=== WRITTEN EXERCISE ===
Leave out the pictures and transcribe the rest of the records exactly.

+++

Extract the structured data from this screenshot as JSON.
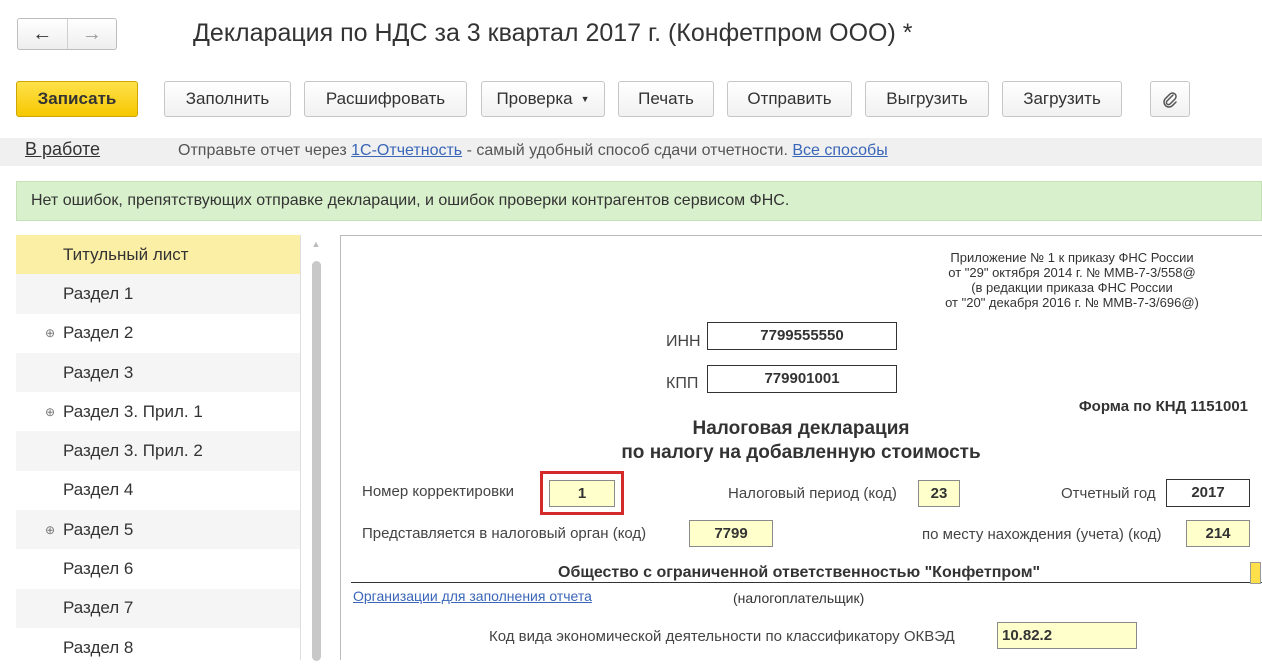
{
  "nav": {
    "back": "←",
    "forward": "→"
  },
  "title": "Декларация по НДС за 3 квартал 2017 г. (Конфетпром ООО) *",
  "toolbar": {
    "save": "Записать",
    "fill": "Заполнить",
    "decode": "Расшифровать",
    "check": "Проверка",
    "print": "Печать",
    "send": "Отправить",
    "export": "Выгрузить",
    "import": "Загрузить",
    "attach_icon": "paperclip-icon"
  },
  "status": {
    "state": "В работе",
    "hint_prefix": "Отправьте отчет через",
    "hint_link": "1С-Отчетность",
    "hint_middle": "- самый удобный способ сдачи отчетности.",
    "hint_all": "Все способы"
  },
  "banner": "Нет ошибок, препятствующих отправке декларации, и ошибок проверки контрагентов сервисом ФНС.",
  "sidebar": {
    "items": [
      {
        "label": "Титульный лист",
        "expand": ""
      },
      {
        "label": "Раздел 1",
        "expand": ""
      },
      {
        "label": "Раздел 2",
        "expand": "⊕"
      },
      {
        "label": "Раздел 3",
        "expand": ""
      },
      {
        "label": "Раздел 3. Прил. 1",
        "expand": "⊕"
      },
      {
        "label": "Раздел 3. Прил. 2",
        "expand": ""
      },
      {
        "label": "Раздел 4",
        "expand": ""
      },
      {
        "label": "Раздел 5",
        "expand": "⊕"
      },
      {
        "label": "Раздел 6",
        "expand": ""
      },
      {
        "label": "Раздел 7",
        "expand": ""
      },
      {
        "label": "Раздел 8",
        "expand": ""
      }
    ]
  },
  "doc": {
    "note1": "Приложение № 1 к приказу ФНС России",
    "note2": "от \"29\" октября 2014 г. № ММВ-7-3/558@",
    "note3": "(в редакции приказа ФНС России",
    "note4": "от \"20\" декабря 2016 г. № ММВ-7-3/696@)",
    "inn_label": "ИНН",
    "inn": "7799555550",
    "kpp_label": "КПП",
    "kpp": "779901001",
    "form": "Форма по КНД 1151001",
    "heading1": "Налоговая декларация",
    "heading2": "по налогу на добавленную стоимость",
    "correction_label": "Номер корректировки",
    "correction": "1",
    "period_label": "Налоговый период (код)",
    "period": "23",
    "year_label": "Отчетный год",
    "year": "2017",
    "authority_label": "Представляется в налоговый орган (код)",
    "authority": "7799",
    "location_label": "по месту нахождения (учета) (код)",
    "location": "214",
    "company": "Общество с ограниченной ответственностью \"Конфетпром\"",
    "org_link": "Организации для заполнения отчета",
    "taxpayer": "(налогоплательщик)",
    "okved_label": "Код вида экономической деятельности по классификатору ОКВЭД",
    "okved": "10.82.2"
  }
}
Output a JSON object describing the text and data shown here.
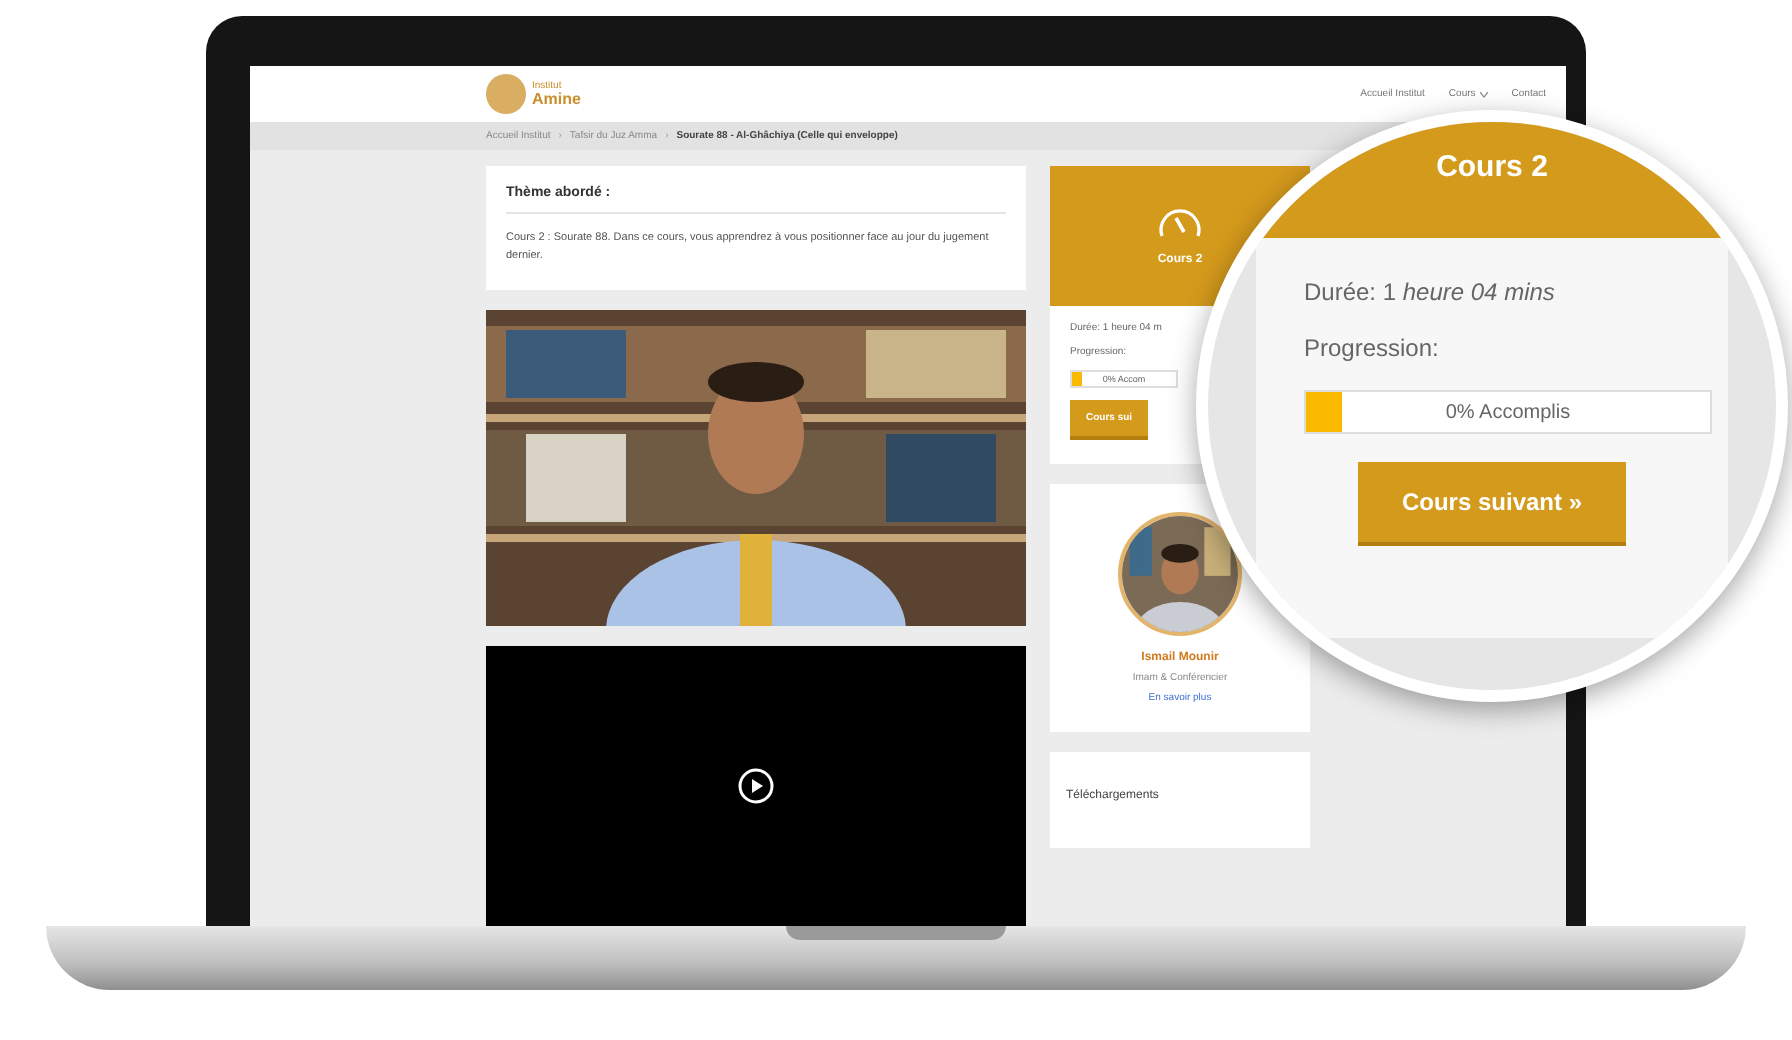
{
  "site": {
    "logo": {
      "line1": "Institut",
      "line2": "Amine"
    },
    "nav": [
      {
        "label": "Accueil Institut",
        "dropdown": false
      },
      {
        "label": "Cours",
        "dropdown": true
      },
      {
        "label": "Contact",
        "dropdown": false
      }
    ]
  },
  "breadcrumb_separator": "›",
  "breadcrumb": [
    {
      "label": "Accueil Institut",
      "current": false
    },
    {
      "label": "Tafsir du Juz Amma",
      "current": false
    },
    {
      "label": "Sourate 88 - Al-Ghâchiya (Celle qui enveloppe)",
      "current": true
    }
  ],
  "theme": {
    "title": "Thème abordé :",
    "text": "Cours 2 : Sourate 88. Dans ce cours, vous apprendrez à vous positionner face au jour du jugement dernier."
  },
  "video": {
    "kind": "video"
  },
  "course_card": {
    "title": "Cours 2",
    "duration": "Durée: 1 heure 04 m",
    "progress_label": "Progression:",
    "level": 0.09,
    "progress_text": "0% Accom",
    "button": "Cours sui"
  },
  "teacher": {
    "name": "Ismail Mounir",
    "role": "Imam & Conférencier",
    "link": "En savoir plus"
  },
  "downloads": {
    "title": "Téléchargements"
  },
  "magnifier": {
    "title": "Cours 2",
    "duration": "Durée: 1 *heure 04 mins*",
    "progress_label": "Progression:",
    "level": 0.09,
    "progress_text": "0% Accomplis",
    "button": "Cours suivant »"
  }
}
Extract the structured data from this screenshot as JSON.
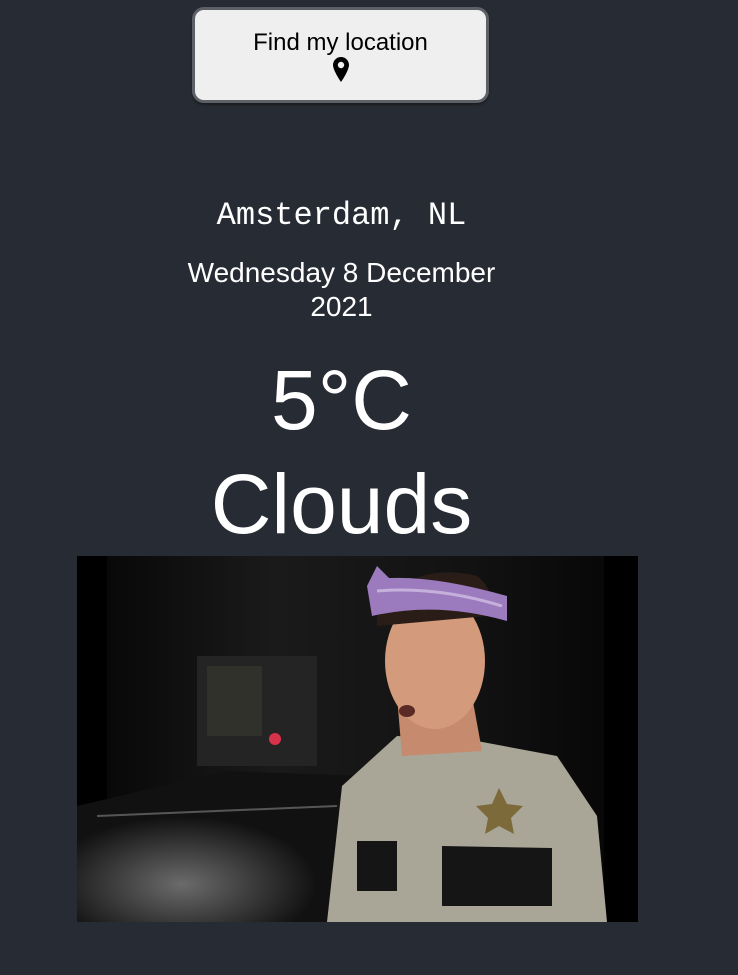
{
  "locate_button": {
    "label": "Find my location",
    "icon": "map-pin-icon"
  },
  "weather": {
    "location": "Amsterdam, NL",
    "date": "Wednesday 8 December 2021",
    "temperature": "5°C",
    "condition": "Clouds"
  },
  "media": {
    "subject": "reaction-gif"
  },
  "colors": {
    "background": "#272b33",
    "button_bg": "#efefef",
    "button_border": "#5d6067",
    "text": "#ffffff"
  }
}
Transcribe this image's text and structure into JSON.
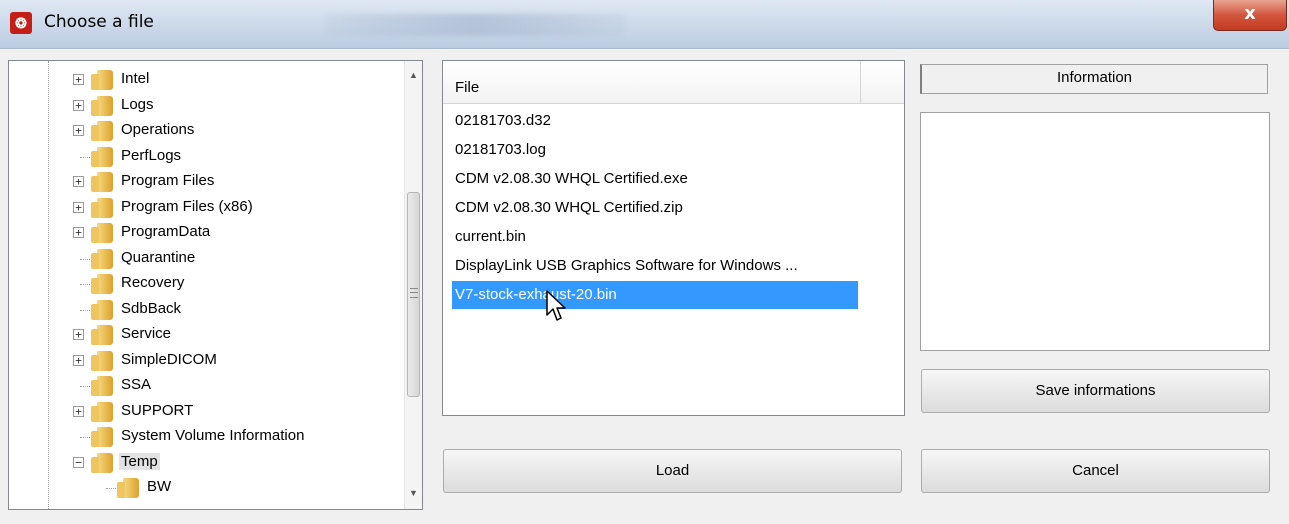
{
  "window": {
    "title": "Choose a file",
    "close_label": "x",
    "app_icon_glyph": "❂"
  },
  "tree": {
    "items": [
      {
        "label": "Intel",
        "expandable": true,
        "expanded": false
      },
      {
        "label": "Logs",
        "expandable": true,
        "expanded": false
      },
      {
        "label": "Operations",
        "expandable": true,
        "expanded": false
      },
      {
        "label": "PerfLogs",
        "expandable": false
      },
      {
        "label": "Program Files",
        "expandable": true,
        "expanded": false
      },
      {
        "label": "Program Files (x86)",
        "expandable": true,
        "expanded": false
      },
      {
        "label": "ProgramData",
        "expandable": true,
        "expanded": false
      },
      {
        "label": "Quarantine",
        "expandable": false
      },
      {
        "label": "Recovery",
        "expandable": false
      },
      {
        "label": "SdbBack",
        "expandable": false
      },
      {
        "label": "Service",
        "expandable": true,
        "expanded": false
      },
      {
        "label": "SimpleDICOM",
        "expandable": true,
        "expanded": false
      },
      {
        "label": "SSA",
        "expandable": false
      },
      {
        "label": "SUPPORT",
        "expandable": true,
        "expanded": false
      },
      {
        "label": "System Volume Information",
        "expandable": false
      },
      {
        "label": "Temp",
        "expandable": true,
        "expanded": true,
        "selected": true
      },
      {
        "label": "BW",
        "expandable": false,
        "child": true
      }
    ],
    "expand_glyph": "+",
    "collapse_glyph": "−"
  },
  "file_list": {
    "column_header": "File",
    "files": [
      "02181703.d32",
      "02181703.log",
      "CDM v2.08.30 WHQL Certified.exe",
      "CDM v2.08.30 WHQL Certified.zip",
      "current.bin",
      "DisplayLink USB Graphics Software for Windows ...",
      "V7-stock-exhaust-20.bin"
    ],
    "selected_index": 6
  },
  "information": {
    "header": "Information",
    "content": ""
  },
  "buttons": {
    "save_informations": "Save informations",
    "load": "Load",
    "cancel": "Cancel"
  },
  "colors": {
    "selection": "#3399ff",
    "close_button": "#c43b22",
    "folder": "#e7b84a"
  }
}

+++

=== WRITTEN SOLUTION ===
Extract the structured data from this screenshot as JSON.
{
  "nav": {
    "back": "←",
    "forward": "→"
  },
  "title": "Декларация по НДС за 3 квартал 2017 г. (Конфетпром ООО) *",
  "toolbar": {
    "save": "Записать",
    "fill": "Заполнить",
    "decode": "Расшифровать",
    "check": "Проверка",
    "print": "Печать",
    "send": "Отправить",
    "export": "Выгрузить",
    "import": "Загрузить",
    "attach_icon": "paperclip-icon"
  },
  "status": {
    "state": "В работе",
    "hint_prefix": "Отправьте отчет через",
    "hint_link": "1С-Отчетность",
    "hint_middle": "- самый удобный способ сдачи отчетности.",
    "hint_all": "Все способы"
  },
  "banner": "Нет ошибок, препятствующих отправке декларации, и ошибок проверки контрагентов сервисом ФНС.",
  "sidebar": {
    "items": [
      {
        "label": "Титульный лист",
        "expand": ""
      },
      {
        "label": "Раздел 1",
        "expand": ""
      },
      {
        "label": "Раздел 2",
        "expand": "⊕"
      },
      {
        "label": "Раздел 3",
        "expand": ""
      },
      {
        "label": "Раздел 3. Прил. 1",
        "expand": "⊕"
      },
      {
        "label": "Раздел 3. Прил. 2",
        "expand": ""
      },
      {
        "label": "Раздел 4",
        "expand": ""
      },
      {
        "label": "Раздел 5",
        "expand": "⊕"
      },
      {
        "label": "Раздел 6",
        "expand": ""
      },
      {
        "label": "Раздел 7",
        "expand": ""
      },
      {
        "label": "Раздел 8",
        "expand": ""
      }
    ]
  },
  "doc": {
    "note1": "Приложение № 1 к приказу ФНС России",
    "note2": "от \"29\" октября 2014 г. № ММВ-7-3/558@",
    "note3": "(в редакции приказа ФНС России",
    "note4": "от \"20\" декабря 2016 г. № ММВ-7-3/696@)",
    "inn_label": "ИНН",
    "inn": "7799555550",
    "kpp_label": "КПП",
    "kpp": "779901001",
    "form": "Форма по КНД 1151001",
    "heading1": "Налоговая декларация",
    "heading2": "по налогу на добавленную стоимость",
    "correction_label": "Номер корректировки",
    "correction": "1",
    "period_label": "Налоговый период (код)",
    "period": "23",
    "year_label": "Отчетный год",
    "year": "2017",
    "authority_label": "Представляется в налоговый орган (код)",
    "authority": "7799",
    "location_label": "по месту нахождения (учета) (код)",
    "location": "214",
    "company": "Общество с ограниченной ответственностью \"Конфетпром\"",
    "org_link": "Организации для заполнения отчета",
    "taxpayer": "(налогоплательщик)",
    "okved_label": "Код вида экономической деятельности по классификатору ОКВЭД",
    "okved": "10.82.2"
  }
}
Output a JSON object describing the text and data shown here.
{
  "site": {
    "logo": {
      "line1": "Institut",
      "line2": "Amine"
    },
    "nav": [
      {
        "label": "Accueil Institut",
        "dropdown": false
      },
      {
        "label": "Cours",
        "dropdown": true
      },
      {
        "label": "Contact",
        "dropdown": false
      }
    ]
  },
  "breadcrumb_separator": "›",
  "breadcrumb": [
    {
      "label": "Accueil Institut",
      "current": false
    },
    {
      "label": "Tafsir du Juz Amma",
      "current": false
    },
    {
      "label": "Sourate 88 - Al-Ghâchiya (Celle qui enveloppe)",
      "current": true
    }
  ],
  "theme": {
    "title": "Thème abordé :",
    "text": "Cours 2 : Sourate 88. Dans ce cours, vous apprendrez à vous positionner face au jour du jugement dernier."
  },
  "video": {
    "kind": "video"
  },
  "course_card": {
    "title": "Cours 2",
    "duration": "Durée: 1 heure 04 m",
    "progress_label": "Progression:",
    "level": 0.09,
    "progress_text": "0% Accom",
    "button": "Cours sui"
  },
  "teacher": {
    "name": "Ismail Mounir",
    "role": "Imam & Conférencier",
    "link": "En savoir plus"
  },
  "downloads": {
    "title": "Téléchargements"
  },
  "magnifier": {
    "title": "Cours 2",
    "duration": "Durée: 1 *heure 04 mins*",
    "progress_label": "Progression:",
    "level": 0.09,
    "progress_text": "0% Accomplis",
    "button": "Cours suivant »"
  }
}
Extract the structured data from this screenshot as JSON.
{
  "locate_button": {
    "label": "Find my location",
    "icon": "map-pin-icon"
  },
  "weather": {
    "location": "Amsterdam, NL",
    "date": "Wednesday 8 December 2021",
    "temperature": "5°C",
    "condition": "Clouds"
  },
  "media": {
    "subject": "reaction-gif"
  },
  "colors": {
    "background": "#272b33",
    "button_bg": "#efefef",
    "button_border": "#5d6067",
    "text": "#ffffff"
  }
}
Transcribe this image's text and structure into JSON.
{
  "window": {
    "title": "Choose a file",
    "close_label": "x",
    "app_icon_glyph": "❂"
  },
  "tree": {
    "items": [
      {
        "label": "Intel",
        "expandable": true,
        "expanded": false
      },
      {
        "label": "Logs",
        "expandable": true,
        "expanded": false
      },
      {
        "label": "Operations",
        "expandable": true,
        "expanded": false
      },
      {
        "label": "PerfLogs",
        "expandable": false
      },
      {
        "label": "Program Files",
        "expandable": true,
        "expanded": false
      },
      {
        "label": "Program Files (x86)",
        "expandable": true,
        "expanded": false
      },
      {
        "label": "ProgramData",
        "expandable": true,
        "expanded": false
      },
      {
        "label": "Quarantine",
        "expandable": false
      },
      {
        "label": "Recovery",
        "expandable": false
      },
      {
        "label": "SdbBack",
        "expandable": false
      },
      {
        "label": "Service",
        "expandable": true,
        "expanded": false
      },
      {
        "label": "SimpleDICOM",
        "expandable": true,
        "expanded": false
      },
      {
        "label": "SSA",
        "expandable": false
      },
      {
        "label": "SUPPORT",
        "expandable": true,
        "expanded": false
      },
      {
        "label": "System Volume Information",
        "expandable": false
      },
      {
        "label": "Temp",
        "expandable": true,
        "expanded": true,
        "selected": true
      },
      {
        "label": "BW",
        "expandable": false,
        "child": true
      }
    ],
    "expand_glyph": "+",
    "collapse_glyph": "−"
  },
  "file_list": {
    "column_header": "File",
    "files": [
      "02181703.d32",
      "02181703.log",
      "CDM v2.08.30 WHQL Certified.exe",
      "CDM v2.08.30 WHQL Certified.zip",
      "current.bin",
      "DisplayLink USB Graphics Software for Windows ...",
      "V7-stock-exhaust-20.bin"
    ],
    "selected_index": 6
  },
  "information": {
    "header": "Information",
    "content": ""
  },
  "buttons": {
    "save_informations": "Save informations",
    "load": "Load",
    "cancel": "Cancel"
  },
  "colors": {
    "selection": "#3399ff",
    "close_button": "#c43b22",
    "folder": "#e7b84a"
  }
}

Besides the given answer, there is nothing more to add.